# Objective 1
In the Global Dimming article below, can you rewrite the paragraph beginning "By the mid 1990s" as a short list that keeps its figures?

# Source document

════════

July 19, 2007 • Features • 3 Comments
In the second of his looks into the negative effects of aviation, Bob Maddox claims we should also be aware of Global Dimming
WHAT do you say to a scientist who asks you to believe that, while the Earth is indisputably getting warmer, it is at the same time receiving significantly less sunlight than it did 40 years ago? Since sunlight is the only source of heat for our planet, it does not take the likes of a Vulcan Science Officer to arrive at the conclusion: “illogical.”
Yet this, indisputably appears to be what is happening, as climate scientists are beginning to wake up to the existence of a previously unsuspected phenomenon we now know as Global Dimming.
“Illogical” was the response that greeted Dr Gerald Stanhill in 1989, when he reported Israel had lost 22 per cent of its sunlight since 1960. His findings, utterly inconsistent with the reality of rising temperatures, were ignored. After all, a 22 per cent reduction in sunlight is the stuff of Ice Ages, not of Global Warming. As one leading climatologist put it at the time: “That is bull$hit! If that were true, we would all be freezing!”
But then, a similar trend was noticed in the Alps by a clever young lady named Beate Liepert, who measured a whopping 28 per cent loss of sunlight since 1960. Not consistent with the Alpine glaciers melting all around her, but real nonetheless.
By the mid 1990s, others were reporting significant drops in sunlight around the world: Antarctica had 9 per cent less, Germany 20, the British Isles 16 and the USA 10. Russia was a whopping 30 per cent dimmer than in 1960.
The world it seemed, was getting darker. But why? Since scientists knew there was nothing wrong with the Sun, the cause had to be right here on Earth and there was one obvious suspect: atmospheric pollution.
Man and aviation
It had long been suspected that sooty particles and other aerosols from the burning of fossil fuels might have an effect on climate, but there was simply no way to measure it – until tragedy took a hand.
September 12, 2001. The skies over the US have been swept clear of aircraft as a shocked nation wakes to the realization an airliner full of people can be used as a ballistic missile as deadly as any possessed by the military.
To climate scientist David Travis, 9/11 offered an opportunity. Travis had been studying the effects condensation trails, or contrails, left behind by high-flying jet aircraft might be having on surface temperatures.
Over the busy airways of the USA and Western Europe, contrails can obscure much of the sky, resembling a web of high cirrus clouds.
Then for three days with the skies clear of contrails, Travis collected data from over 5,000 weather stations and what he found astonished him: the temperature range – the difference between the hottest part of the day and the coldest part of the night – had jumped by one degree centigrade.
From the perspective of climate change, this was a huge number and the first real indication the effect aerosol pollutants were having on our climate was much bigger than previously suspected.

════════

# Material for this task

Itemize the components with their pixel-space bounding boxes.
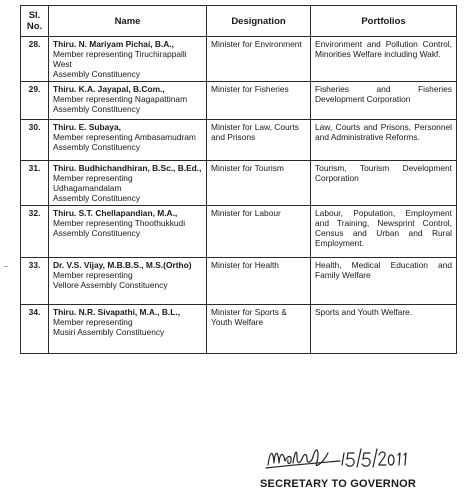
header-designation: Designation (207, 6, 311, 37)
table-row (21, 206, 457, 258)
sl-number: 29. (21, 82, 49, 120)
table-row (21, 305, 457, 354)
minister-name-cell (49, 206, 207, 258)
portfolios: Health, Medical Education and Family Welfare (311, 258, 457, 305)
sl-number: 32. (21, 206, 49, 258)
sl-number: 34. (21, 305, 49, 354)
designation: Minister for Law, Courts and Prisons (207, 120, 311, 161)
table-row (21, 82, 457, 120)
designation: Minister for Health (207, 258, 311, 305)
minister-name: Thiru. N. Mariyam Pichai, B.A., (53, 39, 174, 49)
constituency-line: Assembly Constituency (53, 104, 141, 114)
table-row (21, 120, 457, 161)
sl-number: 28. (21, 37, 49, 82)
constituency-line: Vellore Assembly Constituency (53, 280, 168, 290)
sl-number: 30. (21, 120, 49, 161)
designation: Minister for Environment (207, 37, 311, 82)
margin-mark: – (4, 263, 8, 270)
portfolios: Law, Courts and Prisons, Personnel and Administrative Reforms. (311, 120, 457, 161)
minister-name: Thiru. S.T. Chellapandian, M.A., (53, 208, 178, 218)
designation: Minister for Fisheries (207, 82, 311, 120)
constituency-line: Member representing (53, 270, 133, 280)
header-sl-no: Sl. No. (21, 6, 49, 37)
table-row (21, 37, 457, 82)
designation: Minister for Tourism (207, 161, 311, 206)
minister-name-cell (49, 258, 207, 305)
handwritten-signature (262, 443, 412, 475)
constituency-line: Musiri Assembly Constituency (53, 327, 165, 337)
table-header-row (21, 6, 457, 37)
portfolios: Labour, Population, Employment and Training, Newsprint Control, Census and Urban and Rural Employment. (311, 206, 457, 258)
constituency-line: Assembly Constituency (53, 69, 141, 79)
portfolios: Sports and Youth Welfare. (311, 305, 457, 354)
portfolios: Tourism, Tourism Development Corporation (311, 161, 457, 206)
sl-number: 31. (21, 161, 49, 206)
minister-name-cell (49, 305, 207, 354)
minister-name-cell (49, 82, 207, 120)
minister-name: Thiru. K.A. Jayapal, B.Com., (53, 84, 165, 94)
table-row (21, 161, 457, 206)
minister-name: Thiru. Budhichandhiran, B.Sc., B.Ed., (53, 163, 202, 173)
constituency-line: Member representing (53, 317, 133, 327)
constituency-line: Member representing Tiruchirappalli West (53, 49, 187, 69)
minister-name: Thiru. N.R. Sivapathi, M.A., B.L., (53, 307, 181, 317)
minister-name: Dr. V.S. Vijay, M.B.B.S., M.S.(Ortho) (53, 260, 192, 270)
portfolios: Environment and Pollution Control, Minorities Welfare including Wakf. (311, 37, 457, 82)
minister-name-cell (49, 161, 207, 206)
header-portfolios: Portfolios (311, 6, 457, 37)
minister-name-cell (49, 37, 207, 82)
constituency-line: Assembly Constituency (53, 228, 141, 238)
designation: Minister for Labour (207, 206, 311, 258)
minister-name-cell (49, 120, 207, 161)
portfolios: Fisheries and Fisheries Development Corporation (311, 82, 457, 120)
header-name: Name (49, 6, 207, 37)
ministers-table (20, 5, 457, 354)
secretary-to-governor: SECRETARY TO GOVERNOR (260, 478, 416, 490)
constituency-line: Member representing Ambasamudram (53, 132, 196, 142)
constituency-line: Member representing Thoothukkudi (53, 218, 186, 228)
constituency-line: Assembly Constituency (53, 193, 141, 203)
minister-name: Thiru. E. Subaya, (53, 122, 121, 132)
constituency-line: Member representing Udhagamandalam (53, 173, 133, 193)
sl-number: 33. (21, 258, 49, 305)
constituency-line: Member representing Nagapattinam (53, 94, 188, 104)
designation: Minister for Sports & Youth Welfare (207, 305, 311, 354)
constituency-line: Assembly Constituency (53, 142, 141, 152)
table-row (21, 258, 457, 305)
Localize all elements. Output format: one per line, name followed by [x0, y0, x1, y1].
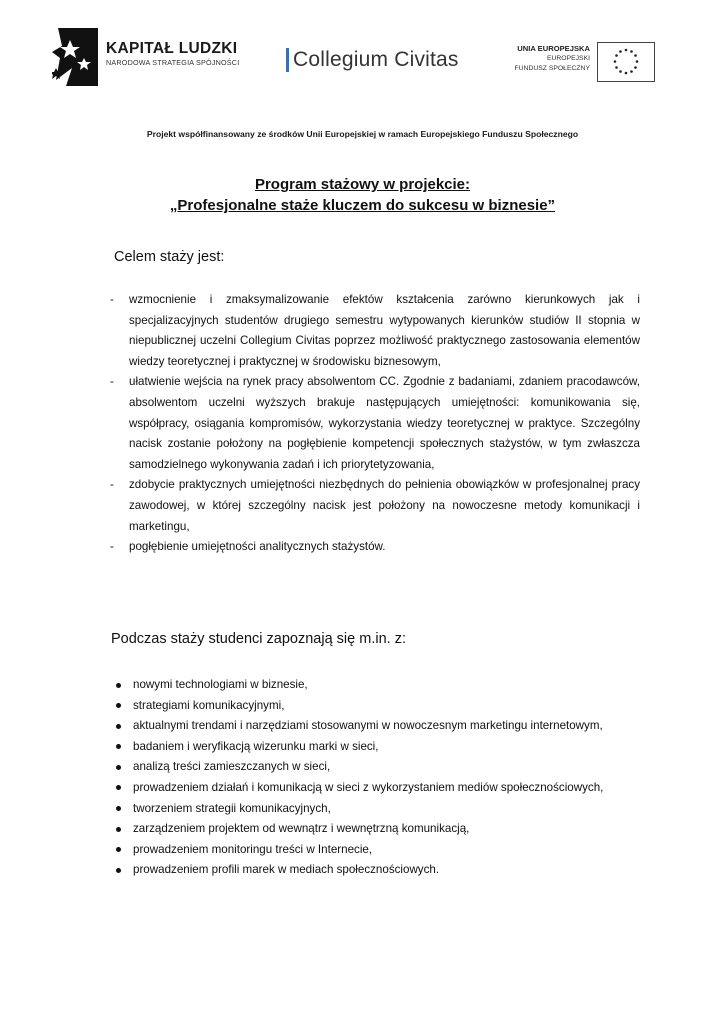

════════

# Objective 2
Could you copy out the lines of the records starting at the line that contains "header-designation: Designation (207, 6, 311, 37)" and ending at the line that contains "designation: Minister for Health", with both of those lines included?

# Response 1
By the mid 1990s, significant drops in sunlight since 1960 were being reported around the world:
- Antarctica: 9 percent less
- Germany: 20 percent less
- British Isles: 16 percent less
- USA: 10 percent less
- Russia: 30 percent dimmer

# Response 2
header-designation: Designation (207, 6, 311, 37)
table-row (21, 206, 457, 258)
sl-number: 29. (21, 82, 49, 120)
table-row (21, 305, 457, 354)
minister-name-cell (49, 206, 207, 258)
portfolios: Health, Medical Education and Family Welfare (311, 258, 457, 305)
sl-number: 32. (21, 206, 49, 258)
sl-number: 34. (21, 305, 49, 354)
designation: Minister for Law, Courts and Prisons (207, 120, 311, 161)
table-row (21, 82, 457, 120)
designation: Minister for Health (207, 258, 311, 305)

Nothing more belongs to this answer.